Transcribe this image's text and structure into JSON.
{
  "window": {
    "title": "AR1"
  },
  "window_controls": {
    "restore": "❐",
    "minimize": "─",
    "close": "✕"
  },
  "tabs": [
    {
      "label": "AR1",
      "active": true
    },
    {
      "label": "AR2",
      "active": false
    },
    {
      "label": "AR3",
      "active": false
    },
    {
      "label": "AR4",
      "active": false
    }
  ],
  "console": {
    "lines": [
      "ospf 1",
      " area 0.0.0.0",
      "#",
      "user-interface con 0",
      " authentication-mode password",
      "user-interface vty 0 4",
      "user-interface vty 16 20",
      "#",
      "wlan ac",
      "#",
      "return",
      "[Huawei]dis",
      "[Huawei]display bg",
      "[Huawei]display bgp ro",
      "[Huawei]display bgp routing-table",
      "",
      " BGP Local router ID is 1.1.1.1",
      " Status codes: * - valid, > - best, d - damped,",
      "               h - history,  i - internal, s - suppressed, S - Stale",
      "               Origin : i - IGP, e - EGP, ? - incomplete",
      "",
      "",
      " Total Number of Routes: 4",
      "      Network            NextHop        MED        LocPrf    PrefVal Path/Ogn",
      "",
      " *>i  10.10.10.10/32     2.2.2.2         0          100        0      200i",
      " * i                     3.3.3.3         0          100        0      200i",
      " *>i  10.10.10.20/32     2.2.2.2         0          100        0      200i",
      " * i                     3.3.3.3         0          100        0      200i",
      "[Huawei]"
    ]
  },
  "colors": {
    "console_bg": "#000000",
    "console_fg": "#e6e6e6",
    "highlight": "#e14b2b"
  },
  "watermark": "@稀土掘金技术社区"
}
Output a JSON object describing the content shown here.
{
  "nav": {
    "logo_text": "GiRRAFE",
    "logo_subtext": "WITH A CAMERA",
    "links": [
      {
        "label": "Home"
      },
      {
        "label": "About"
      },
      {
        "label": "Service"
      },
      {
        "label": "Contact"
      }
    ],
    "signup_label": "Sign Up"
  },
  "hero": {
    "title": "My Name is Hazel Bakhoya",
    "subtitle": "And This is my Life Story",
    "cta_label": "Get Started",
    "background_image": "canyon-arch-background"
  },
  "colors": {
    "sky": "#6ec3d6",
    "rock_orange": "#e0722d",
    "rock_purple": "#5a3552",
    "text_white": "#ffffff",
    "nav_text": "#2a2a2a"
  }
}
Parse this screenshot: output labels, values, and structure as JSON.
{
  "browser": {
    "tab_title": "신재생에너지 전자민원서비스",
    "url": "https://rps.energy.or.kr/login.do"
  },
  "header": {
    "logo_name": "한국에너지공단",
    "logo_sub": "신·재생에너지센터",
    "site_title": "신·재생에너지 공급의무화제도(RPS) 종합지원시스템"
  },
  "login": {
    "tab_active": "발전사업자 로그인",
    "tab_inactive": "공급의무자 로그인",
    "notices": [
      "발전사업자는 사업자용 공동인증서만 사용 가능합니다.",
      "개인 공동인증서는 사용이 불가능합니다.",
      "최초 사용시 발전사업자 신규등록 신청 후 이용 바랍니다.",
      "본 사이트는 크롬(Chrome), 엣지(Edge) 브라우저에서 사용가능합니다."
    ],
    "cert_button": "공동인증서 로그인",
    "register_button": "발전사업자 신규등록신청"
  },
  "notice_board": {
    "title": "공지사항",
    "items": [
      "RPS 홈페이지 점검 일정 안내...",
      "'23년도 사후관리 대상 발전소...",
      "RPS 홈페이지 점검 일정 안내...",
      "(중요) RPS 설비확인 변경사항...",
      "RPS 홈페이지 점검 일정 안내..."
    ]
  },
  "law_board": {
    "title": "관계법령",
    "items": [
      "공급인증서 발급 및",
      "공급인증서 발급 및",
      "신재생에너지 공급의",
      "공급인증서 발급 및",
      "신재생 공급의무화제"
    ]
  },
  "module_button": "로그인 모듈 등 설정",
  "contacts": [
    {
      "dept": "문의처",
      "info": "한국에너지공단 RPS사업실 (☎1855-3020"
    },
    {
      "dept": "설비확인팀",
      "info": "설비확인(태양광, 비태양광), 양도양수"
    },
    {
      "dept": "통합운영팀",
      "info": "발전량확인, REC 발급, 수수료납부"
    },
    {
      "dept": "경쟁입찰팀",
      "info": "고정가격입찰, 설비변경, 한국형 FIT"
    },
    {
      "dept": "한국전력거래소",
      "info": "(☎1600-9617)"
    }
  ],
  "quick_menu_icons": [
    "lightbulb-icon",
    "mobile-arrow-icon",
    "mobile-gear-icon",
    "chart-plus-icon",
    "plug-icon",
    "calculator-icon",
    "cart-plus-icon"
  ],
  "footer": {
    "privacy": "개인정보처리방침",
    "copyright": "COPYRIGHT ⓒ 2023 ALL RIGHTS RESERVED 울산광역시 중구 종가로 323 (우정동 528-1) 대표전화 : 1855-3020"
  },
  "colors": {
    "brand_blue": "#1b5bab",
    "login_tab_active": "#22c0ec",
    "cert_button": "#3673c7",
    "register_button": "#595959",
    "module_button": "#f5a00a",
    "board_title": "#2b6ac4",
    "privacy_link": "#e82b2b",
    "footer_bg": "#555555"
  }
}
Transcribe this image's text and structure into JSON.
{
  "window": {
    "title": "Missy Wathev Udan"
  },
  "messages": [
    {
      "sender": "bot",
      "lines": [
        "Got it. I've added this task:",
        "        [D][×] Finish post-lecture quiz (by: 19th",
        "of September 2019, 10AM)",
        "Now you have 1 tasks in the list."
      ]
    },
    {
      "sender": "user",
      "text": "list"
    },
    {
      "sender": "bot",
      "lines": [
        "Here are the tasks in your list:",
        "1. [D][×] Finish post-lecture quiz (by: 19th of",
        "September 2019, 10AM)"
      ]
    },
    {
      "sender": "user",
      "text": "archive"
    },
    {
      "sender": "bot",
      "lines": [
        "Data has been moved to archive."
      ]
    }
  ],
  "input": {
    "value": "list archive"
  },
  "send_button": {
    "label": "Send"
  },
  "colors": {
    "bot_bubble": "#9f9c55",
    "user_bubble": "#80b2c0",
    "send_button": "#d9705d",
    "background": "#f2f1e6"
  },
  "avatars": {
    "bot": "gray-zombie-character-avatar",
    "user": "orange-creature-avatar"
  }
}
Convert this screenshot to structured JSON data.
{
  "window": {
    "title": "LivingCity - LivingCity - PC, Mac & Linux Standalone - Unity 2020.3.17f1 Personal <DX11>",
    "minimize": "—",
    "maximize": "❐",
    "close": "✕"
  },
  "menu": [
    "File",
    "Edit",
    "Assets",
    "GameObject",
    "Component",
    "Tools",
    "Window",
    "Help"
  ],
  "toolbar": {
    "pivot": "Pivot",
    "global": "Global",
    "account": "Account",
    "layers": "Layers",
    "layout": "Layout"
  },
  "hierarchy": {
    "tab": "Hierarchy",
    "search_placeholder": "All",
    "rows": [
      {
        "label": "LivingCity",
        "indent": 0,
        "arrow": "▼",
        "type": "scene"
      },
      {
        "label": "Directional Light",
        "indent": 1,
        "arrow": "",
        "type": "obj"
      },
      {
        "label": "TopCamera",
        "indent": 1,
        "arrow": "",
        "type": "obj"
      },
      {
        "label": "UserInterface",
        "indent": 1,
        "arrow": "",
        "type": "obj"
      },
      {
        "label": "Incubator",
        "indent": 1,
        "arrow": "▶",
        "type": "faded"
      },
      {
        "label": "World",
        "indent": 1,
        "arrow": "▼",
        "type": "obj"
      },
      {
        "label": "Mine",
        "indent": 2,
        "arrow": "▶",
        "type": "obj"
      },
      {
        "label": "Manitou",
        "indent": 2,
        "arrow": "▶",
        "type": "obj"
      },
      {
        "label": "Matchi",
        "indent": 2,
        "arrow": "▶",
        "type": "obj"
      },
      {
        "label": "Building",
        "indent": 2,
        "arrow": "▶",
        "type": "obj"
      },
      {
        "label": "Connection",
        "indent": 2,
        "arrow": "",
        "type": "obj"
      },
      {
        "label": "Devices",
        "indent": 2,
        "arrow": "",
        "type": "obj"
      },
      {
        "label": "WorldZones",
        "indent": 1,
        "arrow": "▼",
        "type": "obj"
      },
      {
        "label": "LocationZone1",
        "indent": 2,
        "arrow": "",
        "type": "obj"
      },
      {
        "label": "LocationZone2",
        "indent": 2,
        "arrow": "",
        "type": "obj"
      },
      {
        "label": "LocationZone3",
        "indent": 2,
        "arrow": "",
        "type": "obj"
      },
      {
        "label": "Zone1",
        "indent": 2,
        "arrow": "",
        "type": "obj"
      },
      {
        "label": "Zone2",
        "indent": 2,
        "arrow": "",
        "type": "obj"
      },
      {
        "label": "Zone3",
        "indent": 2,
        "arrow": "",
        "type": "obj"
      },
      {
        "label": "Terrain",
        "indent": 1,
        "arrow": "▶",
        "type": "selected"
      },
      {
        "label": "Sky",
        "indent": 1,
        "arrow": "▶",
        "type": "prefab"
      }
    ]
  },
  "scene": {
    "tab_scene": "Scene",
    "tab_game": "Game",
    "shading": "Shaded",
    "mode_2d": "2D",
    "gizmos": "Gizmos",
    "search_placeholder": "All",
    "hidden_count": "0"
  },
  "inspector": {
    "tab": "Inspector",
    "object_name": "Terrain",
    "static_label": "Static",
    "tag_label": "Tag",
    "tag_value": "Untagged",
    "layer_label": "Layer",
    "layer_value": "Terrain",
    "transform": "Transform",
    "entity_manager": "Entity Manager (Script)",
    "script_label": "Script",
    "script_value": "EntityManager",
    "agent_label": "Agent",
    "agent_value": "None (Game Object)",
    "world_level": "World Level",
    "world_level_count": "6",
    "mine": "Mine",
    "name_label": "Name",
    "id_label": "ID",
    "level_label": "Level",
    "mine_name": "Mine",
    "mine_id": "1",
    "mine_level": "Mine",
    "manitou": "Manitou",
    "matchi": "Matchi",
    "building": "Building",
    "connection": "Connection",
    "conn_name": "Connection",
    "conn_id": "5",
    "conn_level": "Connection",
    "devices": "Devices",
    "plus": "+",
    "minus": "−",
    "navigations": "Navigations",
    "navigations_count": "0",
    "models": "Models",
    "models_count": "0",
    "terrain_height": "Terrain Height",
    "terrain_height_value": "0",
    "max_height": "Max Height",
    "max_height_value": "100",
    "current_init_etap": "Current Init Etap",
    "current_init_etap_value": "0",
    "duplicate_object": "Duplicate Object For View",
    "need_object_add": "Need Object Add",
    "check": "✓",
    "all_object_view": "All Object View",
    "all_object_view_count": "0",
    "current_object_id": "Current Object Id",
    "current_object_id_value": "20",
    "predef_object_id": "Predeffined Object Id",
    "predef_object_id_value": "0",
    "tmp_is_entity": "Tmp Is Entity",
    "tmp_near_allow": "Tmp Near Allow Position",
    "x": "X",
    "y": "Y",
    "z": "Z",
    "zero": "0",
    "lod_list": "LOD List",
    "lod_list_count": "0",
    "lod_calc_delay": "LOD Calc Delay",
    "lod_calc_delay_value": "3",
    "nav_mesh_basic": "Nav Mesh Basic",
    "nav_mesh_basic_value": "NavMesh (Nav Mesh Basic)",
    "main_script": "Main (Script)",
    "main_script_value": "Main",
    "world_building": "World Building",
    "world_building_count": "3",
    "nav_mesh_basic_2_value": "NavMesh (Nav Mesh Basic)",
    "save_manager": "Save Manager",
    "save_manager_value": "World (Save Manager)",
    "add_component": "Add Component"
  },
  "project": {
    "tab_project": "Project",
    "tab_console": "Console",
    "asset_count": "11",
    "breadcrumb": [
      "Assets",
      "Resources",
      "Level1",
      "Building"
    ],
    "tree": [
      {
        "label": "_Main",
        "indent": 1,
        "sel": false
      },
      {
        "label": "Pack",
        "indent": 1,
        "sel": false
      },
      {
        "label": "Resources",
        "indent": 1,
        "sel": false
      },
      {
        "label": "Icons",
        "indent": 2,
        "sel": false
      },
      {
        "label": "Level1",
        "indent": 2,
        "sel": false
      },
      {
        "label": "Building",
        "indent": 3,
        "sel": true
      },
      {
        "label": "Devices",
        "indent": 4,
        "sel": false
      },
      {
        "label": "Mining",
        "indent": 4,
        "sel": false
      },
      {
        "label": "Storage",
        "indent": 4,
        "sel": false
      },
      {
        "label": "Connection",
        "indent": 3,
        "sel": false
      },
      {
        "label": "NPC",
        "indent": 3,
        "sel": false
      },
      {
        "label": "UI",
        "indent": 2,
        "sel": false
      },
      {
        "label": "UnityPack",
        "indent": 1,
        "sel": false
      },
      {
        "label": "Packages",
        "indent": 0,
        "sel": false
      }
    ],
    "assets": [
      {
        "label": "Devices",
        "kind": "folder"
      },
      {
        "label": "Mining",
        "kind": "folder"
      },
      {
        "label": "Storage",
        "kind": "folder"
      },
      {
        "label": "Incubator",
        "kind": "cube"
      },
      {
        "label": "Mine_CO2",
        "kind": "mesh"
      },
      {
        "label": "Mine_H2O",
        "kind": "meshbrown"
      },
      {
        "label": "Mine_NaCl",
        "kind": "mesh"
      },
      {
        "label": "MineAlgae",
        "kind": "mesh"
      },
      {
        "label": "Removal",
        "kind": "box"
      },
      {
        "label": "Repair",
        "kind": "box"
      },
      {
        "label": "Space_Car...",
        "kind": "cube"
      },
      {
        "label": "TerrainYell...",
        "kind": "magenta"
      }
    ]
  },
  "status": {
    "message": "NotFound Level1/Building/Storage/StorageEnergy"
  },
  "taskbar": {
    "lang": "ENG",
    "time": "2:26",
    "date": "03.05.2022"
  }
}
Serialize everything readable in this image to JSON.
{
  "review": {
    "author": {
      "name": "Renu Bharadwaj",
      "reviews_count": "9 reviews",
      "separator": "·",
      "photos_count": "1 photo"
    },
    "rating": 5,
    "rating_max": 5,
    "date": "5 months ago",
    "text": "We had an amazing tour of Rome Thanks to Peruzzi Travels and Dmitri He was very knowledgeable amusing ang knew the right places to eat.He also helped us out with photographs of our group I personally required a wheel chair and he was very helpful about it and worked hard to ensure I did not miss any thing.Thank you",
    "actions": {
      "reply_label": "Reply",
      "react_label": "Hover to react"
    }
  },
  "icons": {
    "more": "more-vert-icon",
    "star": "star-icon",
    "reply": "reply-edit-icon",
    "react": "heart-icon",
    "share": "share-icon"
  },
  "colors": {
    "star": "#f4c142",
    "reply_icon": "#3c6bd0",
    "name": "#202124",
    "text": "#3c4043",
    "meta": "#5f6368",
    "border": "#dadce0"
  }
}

______

## PROBLEM REQUIREMENTS
Collect, from the material above, every line containing the word "신재생에너지".

## RESULT FOR THIS EXERCISE
    "tab_title": "신재생에너지 전자민원서비스",
      "신재생에너지 공급의",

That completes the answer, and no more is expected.